Data entries:
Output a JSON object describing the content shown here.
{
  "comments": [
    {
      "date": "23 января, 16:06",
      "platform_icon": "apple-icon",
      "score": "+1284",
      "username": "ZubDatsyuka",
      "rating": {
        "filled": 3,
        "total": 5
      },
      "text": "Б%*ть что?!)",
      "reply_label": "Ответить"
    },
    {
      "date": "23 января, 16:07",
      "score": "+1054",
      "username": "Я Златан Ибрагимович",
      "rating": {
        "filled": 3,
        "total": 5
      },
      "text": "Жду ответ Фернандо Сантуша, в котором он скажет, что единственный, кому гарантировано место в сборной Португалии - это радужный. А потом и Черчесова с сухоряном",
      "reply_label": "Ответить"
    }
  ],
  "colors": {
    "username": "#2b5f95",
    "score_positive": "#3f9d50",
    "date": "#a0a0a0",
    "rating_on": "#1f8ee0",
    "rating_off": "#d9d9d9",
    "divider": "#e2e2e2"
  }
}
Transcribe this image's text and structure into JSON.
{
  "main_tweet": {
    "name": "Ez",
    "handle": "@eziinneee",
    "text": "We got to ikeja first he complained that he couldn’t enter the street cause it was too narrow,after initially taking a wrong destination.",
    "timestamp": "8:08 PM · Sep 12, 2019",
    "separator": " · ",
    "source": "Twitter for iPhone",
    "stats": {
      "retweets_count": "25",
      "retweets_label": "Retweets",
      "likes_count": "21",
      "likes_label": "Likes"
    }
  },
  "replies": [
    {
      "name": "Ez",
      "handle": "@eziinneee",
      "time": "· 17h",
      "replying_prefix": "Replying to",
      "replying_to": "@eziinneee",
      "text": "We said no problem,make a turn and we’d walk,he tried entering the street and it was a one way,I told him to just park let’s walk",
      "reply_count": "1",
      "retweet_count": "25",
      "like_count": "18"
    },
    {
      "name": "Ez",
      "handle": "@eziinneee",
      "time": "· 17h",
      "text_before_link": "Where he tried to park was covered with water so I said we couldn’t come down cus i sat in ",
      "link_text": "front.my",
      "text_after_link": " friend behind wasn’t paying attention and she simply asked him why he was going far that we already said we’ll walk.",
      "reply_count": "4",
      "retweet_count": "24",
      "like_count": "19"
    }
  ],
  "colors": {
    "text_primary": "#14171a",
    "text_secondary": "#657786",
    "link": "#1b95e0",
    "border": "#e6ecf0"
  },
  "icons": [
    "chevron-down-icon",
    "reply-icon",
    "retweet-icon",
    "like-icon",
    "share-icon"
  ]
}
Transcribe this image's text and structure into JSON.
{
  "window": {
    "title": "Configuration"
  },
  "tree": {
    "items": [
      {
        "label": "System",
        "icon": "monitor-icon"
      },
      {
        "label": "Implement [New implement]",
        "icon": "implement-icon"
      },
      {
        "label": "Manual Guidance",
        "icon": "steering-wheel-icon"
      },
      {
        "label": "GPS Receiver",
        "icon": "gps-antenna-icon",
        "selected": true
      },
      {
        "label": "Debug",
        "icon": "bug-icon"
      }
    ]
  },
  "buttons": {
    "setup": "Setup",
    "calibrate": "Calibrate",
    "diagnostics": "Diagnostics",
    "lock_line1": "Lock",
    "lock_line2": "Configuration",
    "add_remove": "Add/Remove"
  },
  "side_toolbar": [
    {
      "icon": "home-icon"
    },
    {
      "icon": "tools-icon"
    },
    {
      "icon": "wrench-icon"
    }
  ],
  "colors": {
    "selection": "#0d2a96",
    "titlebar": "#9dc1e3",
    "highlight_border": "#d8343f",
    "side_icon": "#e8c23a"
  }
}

* [PROMPT]: Copy out every line of the data above, exactly as given.

* [CORRECT ANSWER]:
Output a JSON object describing the content shown here.
{
  "comments": [
    {
      "date": "23 января, 16:06",
      "platform_icon": "apple-icon",
      "score": "+1284",
      "username": "ZubDatsyuka",
      "rating": {
        "filled": 3,
        "total": 5
      },
      "text": "Б%*ть что?!)",
      "reply_label": "Ответить"
    },
    {
      "date": "23 января, 16:07",
      "score": "+1054",
      "username": "Я Златан Ибрагимович",
      "rating": {
        "filled": 3,
        "total": 5
      },
      "text": "Жду ответ Фернандо Сантуша, в котором он скажет, что единственный, кому гарантировано место в сборной Португалии - это радужный. А потом и Черчесова с сухоряном",
      "reply_label": "Ответить"
    }
  ],
  "colors": {
    "username": "#2b5f95",
    "score_positive": "#3f9d50",
    "date": "#a0a0a0",
    "rating_on": "#1f8ee0",
    "rating_off": "#d9d9d9",
    "divider": "#e2e2e2"
  }
}
Transcribe this image's text and structure into JSON.
{
  "main_tweet": {
    "name": "Ez",
    "handle": "@eziinneee",
    "text": "We got to ikeja first he complained that he couldn’t enter the street cause it was too narrow,after initially taking a wrong destination.",
    "timestamp": "8:08 PM · Sep 12, 2019",
    "separator": " · ",
    "source": "Twitter for iPhone",
    "stats": {
      "retweets_count": "25",
      "retweets_label": "Retweets",
      "likes_count": "21",
      "likes_label": "Likes"
    }
  },
  "replies": [
    {
      "name": "Ez",
      "handle": "@eziinneee",
      "time": "· 17h",
      "replying_prefix": "Replying to",
      "replying_to": "@eziinneee",
      "text": "We said no problem,make a turn and we’d walk,he tried entering the street and it was a one way,I told him to just park let’s walk",
      "reply_count": "1",
      "retweet_count": "25",
      "like_count": "18"
    },
    {
      "name": "Ez",
      "handle": "@eziinneee",
      "time": "· 17h",
      "text_before_link": "Where he tried to park was covered with water so I said we couldn’t come down cus i sat in ",
      "link_text": "front.my",
      "text_after_link": " friend behind wasn’t paying attention and she simply asked him why he was going far that we already said we’ll walk.",
      "reply_count": "4",
      "retweet_count": "24",
      "like_count": "19"
    }
  ],
  "colors": {
    "text_primary": "#14171a",
    "text_secondary": "#657786",
    "link": "#1b95e0",
    "border": "#e6ecf0"
  },
  "icons": [
    "chevron-down-icon",
    "reply-icon",
    "retweet-icon",
    "like-icon",
    "share-icon"
  ]
}
Transcribe this image's text and structure into JSON.
{
  "window": {
    "title": "Configuration"
  },
  "tree": {
    "items": [
      {
        "label": "System",
        "icon": "monitor-icon"
      },
      {
        "label": "Implement [New implement]",
        "icon": "implement-icon"
      },
      {
        "label": "Manual Guidance",
        "icon": "steering-wheel-icon"
      },
      {
        "label": "GPS Receiver",
        "icon": "gps-antenna-icon",
        "selected": true
      },
      {
        "label": "Debug",
        "icon": "bug-icon"
      }
    ]
  },
  "buttons": {
    "setup": "Setup",
    "calibrate": "Calibrate",
    "diagnostics": "Diagnostics",
    "lock_line1": "Lock",
    "lock_line2": "Configuration",
    "add_remove": "Add/Remove"
  },
  "side_toolbar": [
    {
      "icon": "home-icon"
    },
    {
      "icon": "tools-icon"
    },
    {
      "icon": "wrench-icon"
    }
  ],
  "colors": {
    "selection": "#0d2a96",
    "titlebar": "#9dc1e3",
    "highlight_border": "#d8343f",
    "side_icon": "#e8c23a"
  }
}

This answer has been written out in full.